▶ **Objective**
Lift every line from the entries that includes the word "Style".

Stored data:
_ _ _ _

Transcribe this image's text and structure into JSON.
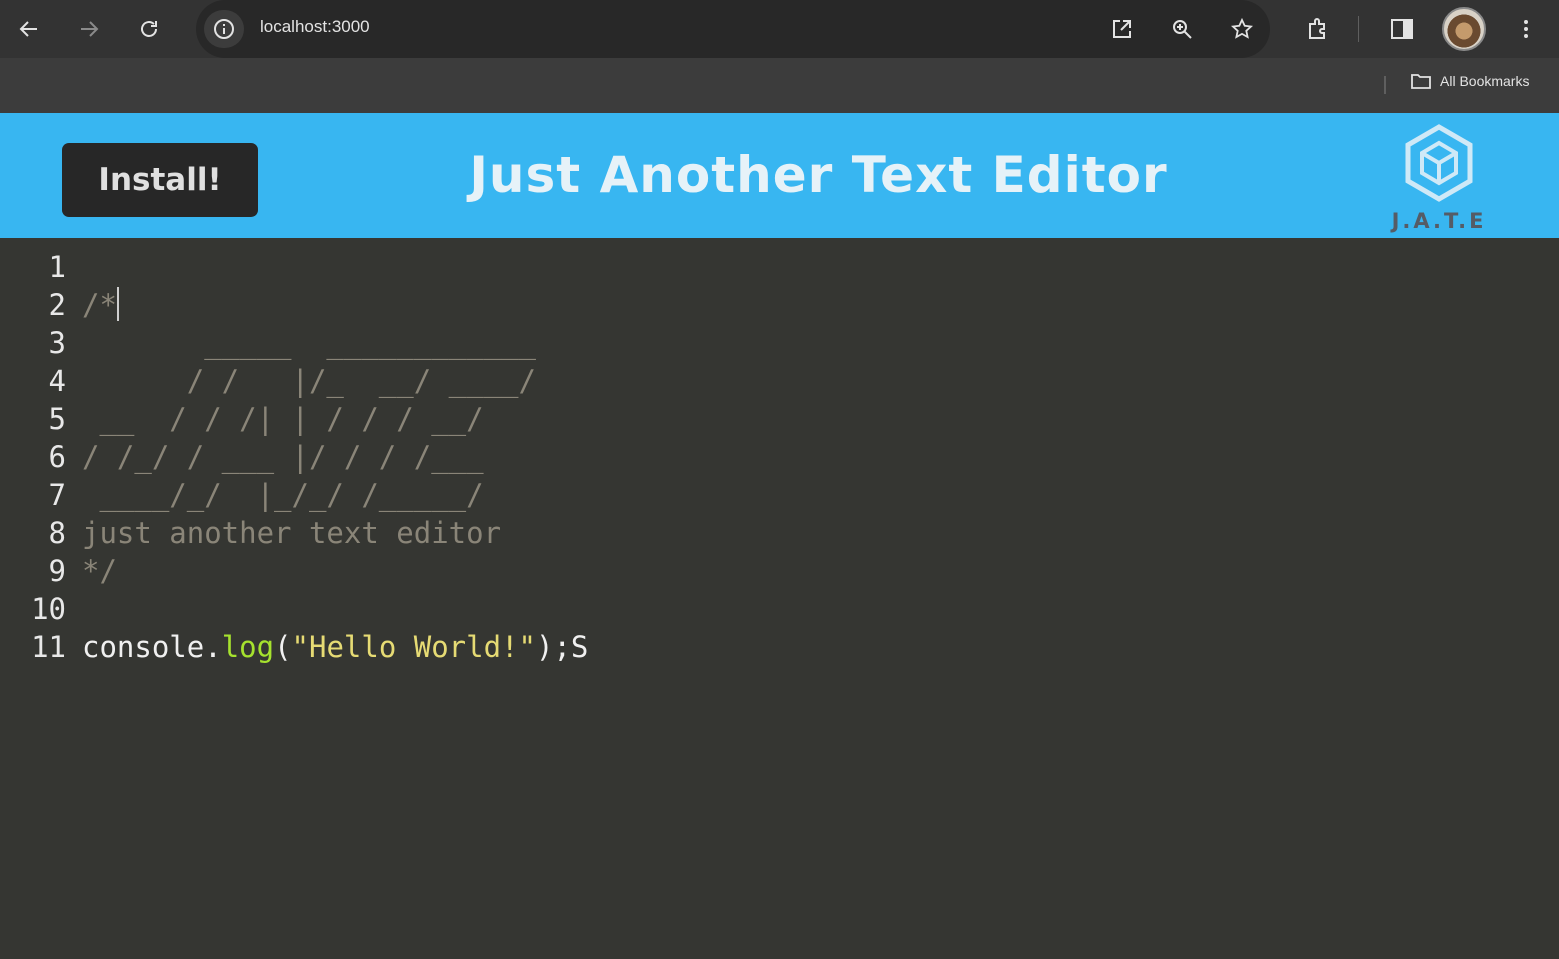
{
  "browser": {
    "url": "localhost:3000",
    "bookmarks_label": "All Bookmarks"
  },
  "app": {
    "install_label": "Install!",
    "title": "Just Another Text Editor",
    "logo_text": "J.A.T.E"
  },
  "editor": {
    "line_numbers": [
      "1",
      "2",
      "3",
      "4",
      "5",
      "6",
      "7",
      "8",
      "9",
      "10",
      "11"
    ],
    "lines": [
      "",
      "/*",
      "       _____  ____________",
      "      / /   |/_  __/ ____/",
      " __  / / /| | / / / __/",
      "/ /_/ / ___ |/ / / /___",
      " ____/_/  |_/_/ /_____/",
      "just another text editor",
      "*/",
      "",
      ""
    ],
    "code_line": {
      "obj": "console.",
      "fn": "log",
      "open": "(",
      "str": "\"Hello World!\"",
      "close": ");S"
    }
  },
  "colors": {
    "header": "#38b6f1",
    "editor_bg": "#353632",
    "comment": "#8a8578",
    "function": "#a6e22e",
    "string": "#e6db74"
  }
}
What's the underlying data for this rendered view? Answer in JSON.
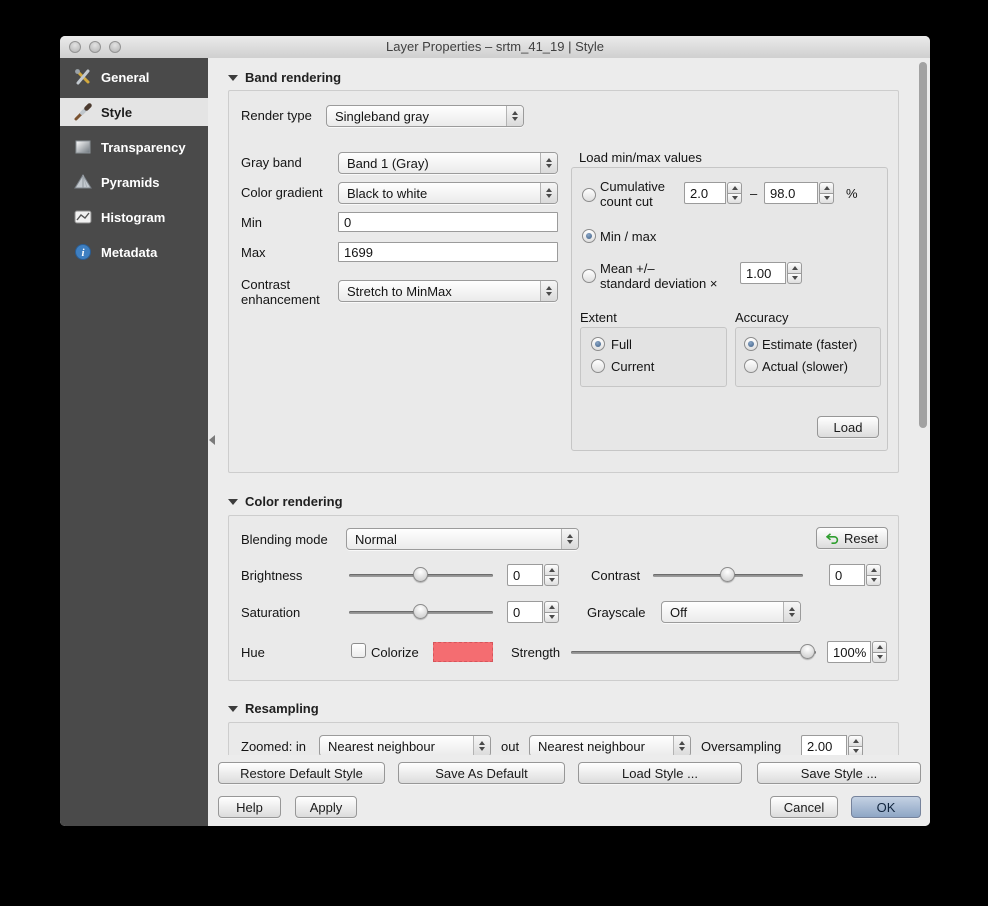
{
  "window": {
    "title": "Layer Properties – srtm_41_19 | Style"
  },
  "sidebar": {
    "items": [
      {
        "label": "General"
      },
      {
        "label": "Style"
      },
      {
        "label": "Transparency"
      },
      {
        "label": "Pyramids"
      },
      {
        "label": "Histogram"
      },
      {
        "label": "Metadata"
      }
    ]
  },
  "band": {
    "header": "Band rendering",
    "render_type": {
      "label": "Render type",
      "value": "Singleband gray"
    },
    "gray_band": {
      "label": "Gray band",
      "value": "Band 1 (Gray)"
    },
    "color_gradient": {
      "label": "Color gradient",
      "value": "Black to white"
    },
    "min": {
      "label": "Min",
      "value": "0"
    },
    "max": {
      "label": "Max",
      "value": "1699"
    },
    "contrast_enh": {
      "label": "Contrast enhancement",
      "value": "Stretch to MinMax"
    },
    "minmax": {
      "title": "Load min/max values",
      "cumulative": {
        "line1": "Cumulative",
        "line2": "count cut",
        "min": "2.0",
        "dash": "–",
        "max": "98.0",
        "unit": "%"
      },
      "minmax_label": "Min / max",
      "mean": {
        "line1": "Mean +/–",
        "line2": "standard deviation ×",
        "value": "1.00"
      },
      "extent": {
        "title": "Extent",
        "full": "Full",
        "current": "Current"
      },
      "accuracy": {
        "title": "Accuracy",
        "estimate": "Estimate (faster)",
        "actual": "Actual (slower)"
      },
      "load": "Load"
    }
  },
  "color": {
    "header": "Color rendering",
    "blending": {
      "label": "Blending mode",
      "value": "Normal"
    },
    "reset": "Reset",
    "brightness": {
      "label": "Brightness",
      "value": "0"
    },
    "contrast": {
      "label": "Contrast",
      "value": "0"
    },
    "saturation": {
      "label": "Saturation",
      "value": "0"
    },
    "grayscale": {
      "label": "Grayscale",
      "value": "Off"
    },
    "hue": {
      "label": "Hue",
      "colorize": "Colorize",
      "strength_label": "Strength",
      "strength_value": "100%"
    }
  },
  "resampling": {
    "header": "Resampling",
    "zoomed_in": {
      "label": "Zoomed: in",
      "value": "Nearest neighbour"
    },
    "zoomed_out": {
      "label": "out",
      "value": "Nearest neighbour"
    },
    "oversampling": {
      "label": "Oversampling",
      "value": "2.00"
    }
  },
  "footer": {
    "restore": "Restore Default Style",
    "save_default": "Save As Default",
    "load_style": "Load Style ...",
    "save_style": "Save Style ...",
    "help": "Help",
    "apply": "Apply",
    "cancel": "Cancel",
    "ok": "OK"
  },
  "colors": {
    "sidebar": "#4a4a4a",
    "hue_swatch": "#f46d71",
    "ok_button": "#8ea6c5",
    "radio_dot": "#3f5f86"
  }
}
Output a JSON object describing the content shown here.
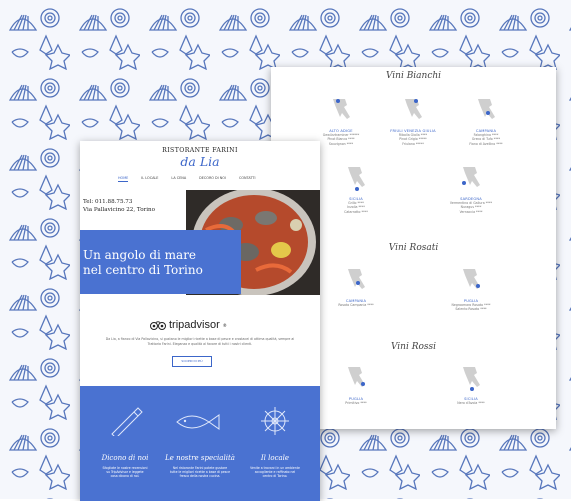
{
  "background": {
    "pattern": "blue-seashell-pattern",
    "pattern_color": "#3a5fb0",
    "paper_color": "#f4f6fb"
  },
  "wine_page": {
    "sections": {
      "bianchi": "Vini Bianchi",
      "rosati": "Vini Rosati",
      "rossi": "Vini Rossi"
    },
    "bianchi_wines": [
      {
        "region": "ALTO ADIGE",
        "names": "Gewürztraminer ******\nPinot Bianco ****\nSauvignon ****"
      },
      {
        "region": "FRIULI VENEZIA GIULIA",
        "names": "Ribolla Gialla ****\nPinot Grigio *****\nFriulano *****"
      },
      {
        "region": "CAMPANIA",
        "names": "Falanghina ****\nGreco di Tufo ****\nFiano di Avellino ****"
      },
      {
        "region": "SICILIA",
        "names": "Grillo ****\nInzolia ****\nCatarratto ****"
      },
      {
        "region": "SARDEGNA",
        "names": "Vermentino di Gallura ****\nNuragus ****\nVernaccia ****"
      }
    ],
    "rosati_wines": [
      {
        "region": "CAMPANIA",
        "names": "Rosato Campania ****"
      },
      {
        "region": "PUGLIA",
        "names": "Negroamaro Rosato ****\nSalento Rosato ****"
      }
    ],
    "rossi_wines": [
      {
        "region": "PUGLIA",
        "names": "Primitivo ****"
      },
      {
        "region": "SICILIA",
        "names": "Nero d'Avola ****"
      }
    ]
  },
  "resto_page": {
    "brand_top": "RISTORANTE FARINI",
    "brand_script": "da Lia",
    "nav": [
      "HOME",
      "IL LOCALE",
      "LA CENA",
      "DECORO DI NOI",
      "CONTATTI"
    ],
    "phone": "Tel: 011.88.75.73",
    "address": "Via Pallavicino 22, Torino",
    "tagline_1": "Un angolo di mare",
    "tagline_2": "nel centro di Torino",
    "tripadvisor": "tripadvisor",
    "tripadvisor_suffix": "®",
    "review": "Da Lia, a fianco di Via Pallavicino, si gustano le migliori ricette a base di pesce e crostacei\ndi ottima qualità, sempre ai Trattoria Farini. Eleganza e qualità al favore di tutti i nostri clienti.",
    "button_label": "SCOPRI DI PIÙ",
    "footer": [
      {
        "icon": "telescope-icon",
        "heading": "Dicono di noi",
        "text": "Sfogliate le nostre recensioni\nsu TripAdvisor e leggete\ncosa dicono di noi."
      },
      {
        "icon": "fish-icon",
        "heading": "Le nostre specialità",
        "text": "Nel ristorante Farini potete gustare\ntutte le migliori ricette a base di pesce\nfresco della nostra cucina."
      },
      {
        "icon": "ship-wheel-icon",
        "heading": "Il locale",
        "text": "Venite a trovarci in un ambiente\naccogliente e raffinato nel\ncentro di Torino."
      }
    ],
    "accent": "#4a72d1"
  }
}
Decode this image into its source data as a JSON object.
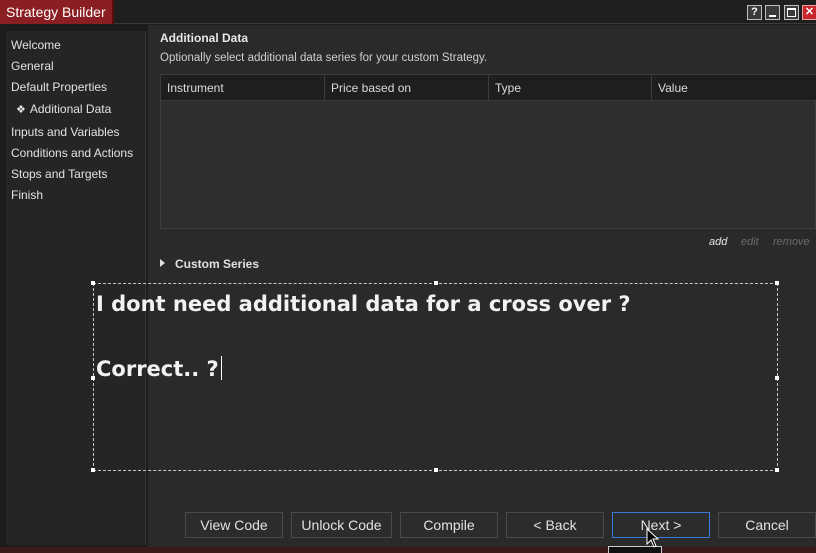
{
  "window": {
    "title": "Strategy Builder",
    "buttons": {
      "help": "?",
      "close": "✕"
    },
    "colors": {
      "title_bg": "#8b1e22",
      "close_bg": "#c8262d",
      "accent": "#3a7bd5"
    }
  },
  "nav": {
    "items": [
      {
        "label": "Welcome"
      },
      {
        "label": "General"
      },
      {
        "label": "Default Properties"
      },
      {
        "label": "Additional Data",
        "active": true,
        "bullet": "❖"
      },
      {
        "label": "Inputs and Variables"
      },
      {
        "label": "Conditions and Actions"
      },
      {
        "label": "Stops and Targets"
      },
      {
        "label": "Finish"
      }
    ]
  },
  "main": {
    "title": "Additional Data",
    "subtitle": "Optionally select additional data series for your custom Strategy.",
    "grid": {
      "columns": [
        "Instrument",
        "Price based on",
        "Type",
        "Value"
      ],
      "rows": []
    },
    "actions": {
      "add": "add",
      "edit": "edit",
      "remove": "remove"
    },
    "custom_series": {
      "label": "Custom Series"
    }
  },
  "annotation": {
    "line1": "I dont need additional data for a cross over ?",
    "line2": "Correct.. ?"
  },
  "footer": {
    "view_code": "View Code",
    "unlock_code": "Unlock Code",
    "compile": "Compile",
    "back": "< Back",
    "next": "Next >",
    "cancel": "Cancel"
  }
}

_ _ _ _

▶ **Reply to the exercise**
    "title": "Layer Properties – srtm_41_19 | Style"
        "label": "Style"
    "restore": "Restore Default Style",
    "load_style": "Load Style ...",
    "save_style": "Save Style ...",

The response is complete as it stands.